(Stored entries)
-- begin --
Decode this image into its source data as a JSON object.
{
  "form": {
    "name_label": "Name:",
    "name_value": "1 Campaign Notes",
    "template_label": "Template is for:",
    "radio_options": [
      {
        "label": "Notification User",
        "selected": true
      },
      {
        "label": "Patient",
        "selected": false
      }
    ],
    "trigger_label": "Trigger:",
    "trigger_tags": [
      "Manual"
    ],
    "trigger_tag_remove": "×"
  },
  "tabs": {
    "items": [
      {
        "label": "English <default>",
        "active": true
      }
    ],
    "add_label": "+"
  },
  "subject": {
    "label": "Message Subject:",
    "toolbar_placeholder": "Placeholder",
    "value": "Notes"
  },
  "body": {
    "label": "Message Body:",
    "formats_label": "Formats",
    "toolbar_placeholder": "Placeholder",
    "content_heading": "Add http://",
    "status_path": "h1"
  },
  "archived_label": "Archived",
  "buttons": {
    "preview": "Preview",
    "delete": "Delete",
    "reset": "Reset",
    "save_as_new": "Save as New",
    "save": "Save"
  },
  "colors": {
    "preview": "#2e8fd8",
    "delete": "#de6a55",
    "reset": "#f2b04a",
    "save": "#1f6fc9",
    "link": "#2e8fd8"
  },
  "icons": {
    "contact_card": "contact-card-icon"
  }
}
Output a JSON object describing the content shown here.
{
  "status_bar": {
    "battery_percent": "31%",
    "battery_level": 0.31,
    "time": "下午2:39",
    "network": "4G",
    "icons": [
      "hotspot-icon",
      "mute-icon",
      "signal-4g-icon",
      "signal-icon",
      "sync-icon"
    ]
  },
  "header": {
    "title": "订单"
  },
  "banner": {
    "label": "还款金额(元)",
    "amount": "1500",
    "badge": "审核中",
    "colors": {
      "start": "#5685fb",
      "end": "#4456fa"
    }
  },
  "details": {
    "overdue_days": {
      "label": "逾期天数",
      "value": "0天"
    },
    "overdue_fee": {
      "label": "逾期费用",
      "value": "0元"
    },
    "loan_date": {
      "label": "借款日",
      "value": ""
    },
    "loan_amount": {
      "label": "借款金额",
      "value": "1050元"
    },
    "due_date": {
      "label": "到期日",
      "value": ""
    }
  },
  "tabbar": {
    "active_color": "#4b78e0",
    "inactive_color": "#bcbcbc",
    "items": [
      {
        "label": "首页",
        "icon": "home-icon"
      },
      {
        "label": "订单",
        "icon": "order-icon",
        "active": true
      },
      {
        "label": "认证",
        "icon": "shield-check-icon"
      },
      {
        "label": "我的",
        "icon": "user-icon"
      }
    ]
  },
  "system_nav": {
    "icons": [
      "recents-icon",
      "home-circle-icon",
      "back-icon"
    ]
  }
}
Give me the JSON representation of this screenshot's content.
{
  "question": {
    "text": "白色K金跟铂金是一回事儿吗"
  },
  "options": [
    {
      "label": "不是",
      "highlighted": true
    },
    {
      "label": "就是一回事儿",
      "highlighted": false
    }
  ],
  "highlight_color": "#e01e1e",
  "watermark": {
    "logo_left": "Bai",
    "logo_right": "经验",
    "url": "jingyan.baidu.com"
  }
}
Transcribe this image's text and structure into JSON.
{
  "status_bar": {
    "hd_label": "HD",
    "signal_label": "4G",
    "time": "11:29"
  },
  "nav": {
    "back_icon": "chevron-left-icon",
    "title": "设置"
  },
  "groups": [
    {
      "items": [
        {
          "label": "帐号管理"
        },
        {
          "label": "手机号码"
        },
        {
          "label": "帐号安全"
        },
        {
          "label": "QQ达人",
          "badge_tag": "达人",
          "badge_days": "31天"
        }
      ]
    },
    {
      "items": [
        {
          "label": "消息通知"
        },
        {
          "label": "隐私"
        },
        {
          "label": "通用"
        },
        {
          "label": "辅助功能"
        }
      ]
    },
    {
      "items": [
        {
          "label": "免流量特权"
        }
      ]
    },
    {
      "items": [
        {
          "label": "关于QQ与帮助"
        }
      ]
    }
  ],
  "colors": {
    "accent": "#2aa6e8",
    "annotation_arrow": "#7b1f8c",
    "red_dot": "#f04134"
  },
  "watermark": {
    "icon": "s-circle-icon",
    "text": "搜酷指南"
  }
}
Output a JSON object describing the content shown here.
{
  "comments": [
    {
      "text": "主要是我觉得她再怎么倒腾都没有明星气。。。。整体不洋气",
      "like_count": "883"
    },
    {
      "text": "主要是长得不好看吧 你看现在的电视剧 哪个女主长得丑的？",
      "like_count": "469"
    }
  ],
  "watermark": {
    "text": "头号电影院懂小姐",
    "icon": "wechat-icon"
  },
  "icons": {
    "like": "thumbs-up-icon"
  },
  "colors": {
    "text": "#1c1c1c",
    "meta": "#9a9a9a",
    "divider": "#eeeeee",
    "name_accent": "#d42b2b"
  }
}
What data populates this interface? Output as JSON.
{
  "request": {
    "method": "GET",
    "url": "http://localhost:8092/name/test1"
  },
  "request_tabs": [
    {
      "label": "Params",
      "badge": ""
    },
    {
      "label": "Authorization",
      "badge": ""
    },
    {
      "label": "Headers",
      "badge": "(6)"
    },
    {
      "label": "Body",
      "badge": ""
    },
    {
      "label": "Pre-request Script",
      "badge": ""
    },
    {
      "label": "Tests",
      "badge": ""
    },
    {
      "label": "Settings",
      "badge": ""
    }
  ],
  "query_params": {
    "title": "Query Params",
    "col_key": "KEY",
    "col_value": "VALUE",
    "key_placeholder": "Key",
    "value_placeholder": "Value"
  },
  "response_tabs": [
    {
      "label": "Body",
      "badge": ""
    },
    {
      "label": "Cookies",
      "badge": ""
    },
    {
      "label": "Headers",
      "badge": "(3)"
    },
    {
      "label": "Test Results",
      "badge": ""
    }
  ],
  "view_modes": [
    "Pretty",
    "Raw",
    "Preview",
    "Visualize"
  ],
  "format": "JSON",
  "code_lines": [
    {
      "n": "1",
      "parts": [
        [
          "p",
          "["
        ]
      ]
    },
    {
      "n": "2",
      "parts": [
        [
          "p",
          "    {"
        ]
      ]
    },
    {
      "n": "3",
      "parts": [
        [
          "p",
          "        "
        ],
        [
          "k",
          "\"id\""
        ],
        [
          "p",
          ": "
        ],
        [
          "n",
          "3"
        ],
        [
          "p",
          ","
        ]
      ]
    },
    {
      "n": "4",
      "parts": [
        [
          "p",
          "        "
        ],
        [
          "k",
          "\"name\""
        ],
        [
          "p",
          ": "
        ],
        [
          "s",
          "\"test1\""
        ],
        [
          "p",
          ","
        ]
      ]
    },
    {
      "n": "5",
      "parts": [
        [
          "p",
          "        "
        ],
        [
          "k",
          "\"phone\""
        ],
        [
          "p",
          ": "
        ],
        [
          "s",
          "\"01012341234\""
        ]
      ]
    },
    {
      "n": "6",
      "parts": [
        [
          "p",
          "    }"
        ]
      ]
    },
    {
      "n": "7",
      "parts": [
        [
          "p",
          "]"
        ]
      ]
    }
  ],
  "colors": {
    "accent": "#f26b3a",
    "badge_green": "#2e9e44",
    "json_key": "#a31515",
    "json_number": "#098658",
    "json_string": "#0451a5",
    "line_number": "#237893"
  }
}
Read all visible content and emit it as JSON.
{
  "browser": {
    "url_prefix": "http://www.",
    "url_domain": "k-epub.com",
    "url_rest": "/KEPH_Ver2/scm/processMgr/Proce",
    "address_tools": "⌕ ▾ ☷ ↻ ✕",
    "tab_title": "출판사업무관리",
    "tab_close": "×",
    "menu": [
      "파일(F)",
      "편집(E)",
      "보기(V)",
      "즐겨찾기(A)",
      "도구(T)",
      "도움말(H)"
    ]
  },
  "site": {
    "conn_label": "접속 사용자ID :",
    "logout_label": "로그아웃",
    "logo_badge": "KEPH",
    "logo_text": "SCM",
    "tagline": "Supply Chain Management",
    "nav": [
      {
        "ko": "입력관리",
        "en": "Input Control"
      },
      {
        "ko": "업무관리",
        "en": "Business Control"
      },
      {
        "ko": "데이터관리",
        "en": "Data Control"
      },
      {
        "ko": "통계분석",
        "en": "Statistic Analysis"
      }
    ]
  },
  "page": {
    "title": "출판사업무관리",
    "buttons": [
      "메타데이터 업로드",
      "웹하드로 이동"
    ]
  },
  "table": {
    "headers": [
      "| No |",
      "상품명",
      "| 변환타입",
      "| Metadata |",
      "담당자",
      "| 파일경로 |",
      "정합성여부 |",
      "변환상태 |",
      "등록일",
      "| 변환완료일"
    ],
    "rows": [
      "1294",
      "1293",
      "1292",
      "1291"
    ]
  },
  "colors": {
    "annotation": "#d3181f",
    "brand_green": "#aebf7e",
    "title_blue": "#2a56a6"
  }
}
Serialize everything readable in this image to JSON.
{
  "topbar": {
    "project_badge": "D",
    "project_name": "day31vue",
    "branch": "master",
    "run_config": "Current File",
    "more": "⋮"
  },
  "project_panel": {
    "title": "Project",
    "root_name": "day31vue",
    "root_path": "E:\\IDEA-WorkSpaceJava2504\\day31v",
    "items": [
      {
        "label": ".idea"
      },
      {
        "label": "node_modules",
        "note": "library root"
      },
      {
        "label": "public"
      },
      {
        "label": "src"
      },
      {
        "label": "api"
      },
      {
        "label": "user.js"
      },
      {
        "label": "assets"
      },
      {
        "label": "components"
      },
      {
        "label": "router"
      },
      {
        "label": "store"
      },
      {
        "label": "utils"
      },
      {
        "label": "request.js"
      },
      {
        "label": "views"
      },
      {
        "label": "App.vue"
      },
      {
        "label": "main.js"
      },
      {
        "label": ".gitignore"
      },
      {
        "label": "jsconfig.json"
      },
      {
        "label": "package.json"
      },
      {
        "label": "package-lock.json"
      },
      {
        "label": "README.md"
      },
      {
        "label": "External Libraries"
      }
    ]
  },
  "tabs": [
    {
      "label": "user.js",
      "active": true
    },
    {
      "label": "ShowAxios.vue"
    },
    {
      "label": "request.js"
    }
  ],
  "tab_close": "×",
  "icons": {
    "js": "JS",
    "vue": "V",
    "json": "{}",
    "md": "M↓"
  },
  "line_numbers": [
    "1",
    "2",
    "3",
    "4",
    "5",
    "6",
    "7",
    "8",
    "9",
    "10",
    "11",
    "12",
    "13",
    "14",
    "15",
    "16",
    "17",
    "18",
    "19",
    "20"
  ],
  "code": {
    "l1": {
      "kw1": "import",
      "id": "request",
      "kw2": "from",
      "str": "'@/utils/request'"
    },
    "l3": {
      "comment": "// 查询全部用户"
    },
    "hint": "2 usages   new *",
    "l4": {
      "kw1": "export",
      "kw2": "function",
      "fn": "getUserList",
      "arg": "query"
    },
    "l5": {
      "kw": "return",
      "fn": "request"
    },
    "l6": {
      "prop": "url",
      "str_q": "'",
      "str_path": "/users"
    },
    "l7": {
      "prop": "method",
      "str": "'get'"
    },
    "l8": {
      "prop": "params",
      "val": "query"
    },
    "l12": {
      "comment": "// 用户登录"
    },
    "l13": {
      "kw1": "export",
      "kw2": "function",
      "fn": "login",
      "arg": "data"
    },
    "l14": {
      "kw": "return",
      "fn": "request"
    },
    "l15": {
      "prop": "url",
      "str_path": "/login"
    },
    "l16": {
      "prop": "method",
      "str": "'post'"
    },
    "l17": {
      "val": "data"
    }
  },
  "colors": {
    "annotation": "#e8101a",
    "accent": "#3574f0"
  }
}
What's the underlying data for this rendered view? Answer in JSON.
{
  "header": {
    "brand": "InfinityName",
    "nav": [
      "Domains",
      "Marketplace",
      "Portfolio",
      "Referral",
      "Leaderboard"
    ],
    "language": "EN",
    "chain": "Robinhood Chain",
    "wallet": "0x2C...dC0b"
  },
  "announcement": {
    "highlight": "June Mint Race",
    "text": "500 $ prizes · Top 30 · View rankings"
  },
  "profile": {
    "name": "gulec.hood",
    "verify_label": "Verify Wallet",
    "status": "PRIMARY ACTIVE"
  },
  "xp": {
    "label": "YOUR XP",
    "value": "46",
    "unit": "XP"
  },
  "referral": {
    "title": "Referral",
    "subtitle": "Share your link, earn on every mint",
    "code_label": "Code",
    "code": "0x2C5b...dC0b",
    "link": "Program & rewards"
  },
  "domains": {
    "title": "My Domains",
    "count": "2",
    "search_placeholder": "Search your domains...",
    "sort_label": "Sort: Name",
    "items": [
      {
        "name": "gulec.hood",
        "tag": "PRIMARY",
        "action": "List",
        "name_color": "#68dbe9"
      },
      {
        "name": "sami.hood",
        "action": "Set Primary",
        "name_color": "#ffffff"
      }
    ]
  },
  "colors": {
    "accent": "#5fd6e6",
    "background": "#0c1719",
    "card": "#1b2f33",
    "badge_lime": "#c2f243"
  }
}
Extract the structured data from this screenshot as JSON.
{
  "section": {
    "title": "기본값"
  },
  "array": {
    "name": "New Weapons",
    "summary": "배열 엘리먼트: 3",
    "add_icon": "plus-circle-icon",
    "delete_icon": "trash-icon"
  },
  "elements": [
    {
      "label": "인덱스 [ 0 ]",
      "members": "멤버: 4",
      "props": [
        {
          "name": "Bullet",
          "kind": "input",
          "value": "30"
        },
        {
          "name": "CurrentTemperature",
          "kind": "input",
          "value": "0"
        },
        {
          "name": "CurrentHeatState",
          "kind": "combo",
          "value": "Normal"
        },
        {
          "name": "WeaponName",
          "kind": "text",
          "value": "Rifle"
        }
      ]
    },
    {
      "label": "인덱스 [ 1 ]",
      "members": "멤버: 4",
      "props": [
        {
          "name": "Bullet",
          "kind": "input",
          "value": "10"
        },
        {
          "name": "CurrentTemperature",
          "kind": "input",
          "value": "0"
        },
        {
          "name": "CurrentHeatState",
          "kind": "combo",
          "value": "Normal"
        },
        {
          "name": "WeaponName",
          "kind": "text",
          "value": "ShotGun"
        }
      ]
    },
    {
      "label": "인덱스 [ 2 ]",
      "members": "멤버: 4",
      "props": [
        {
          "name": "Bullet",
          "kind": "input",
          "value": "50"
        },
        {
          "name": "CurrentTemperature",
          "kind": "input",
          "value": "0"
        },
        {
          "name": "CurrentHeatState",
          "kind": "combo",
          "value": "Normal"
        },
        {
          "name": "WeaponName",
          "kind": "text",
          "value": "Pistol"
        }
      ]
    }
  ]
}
-- end --
▸ **TASK INSTRUCTIONS**
Everything from the line containing "Extract the structured" through the final line of the listing, inclusive, must be reproduced exactly; leave out the rest.

▸ **WORKED SOLUTION**
Extract the structured data from this screenshot as JSON.
{
  "section": {
    "title": "기본값"
  },
  "array": {
    "name": "New Weapons",
    "summary": "배열 엘리먼트: 3",
    "add_icon": "plus-circle-icon",
    "delete_icon": "trash-icon"
  },
  "elements": [
    {
      "label": "인덱스 [ 0 ]",
      "members": "멤버: 4",
      "props": [
        {
          "name": "Bullet",
          "kind": "input",
          "value": "30"
        },
        {
          "name": "CurrentTemperature",
          "kind": "input",
          "value": "0"
        },
        {
          "name": "CurrentHeatState",
          "kind": "combo",
          "value": "Normal"
        },
        {
          "name": "WeaponName",
          "kind": "text",
          "value": "Rifle"
        }
      ]
    },
    {
      "label": "인덱스 [ 1 ]",
      "members": "멤버: 4",
      "props": [
        {
          "name": "Bullet",
          "kind": "input",
          "value": "10"
        },
        {
          "name": "CurrentTemperature",
          "kind": "input",
          "value": "0"
        },
        {
          "name": "CurrentHeatState",
          "kind": "combo",
          "value": "Normal"
        },
        {
          "name": "WeaponName",
          "kind": "text",
          "value": "ShotGun"
        }
      ]
    },
    {
      "label": "인덱스 [ 2 ]",
      "members": "멤버: 4",
      "props": [
        {
          "name": "Bullet",
          "kind": "input",
          "value": "50"
        },
        {
          "name": "CurrentTemperature",
          "kind": "input",
          "value": "0"
        },
        {
          "name": "CurrentHeatState",
          "kind": "combo",
          "value": "Normal"
        },
        {
          "name": "WeaponName",
          "kind": "text",
          "value": "Pistol"
        }
      ]
    }
  ]
}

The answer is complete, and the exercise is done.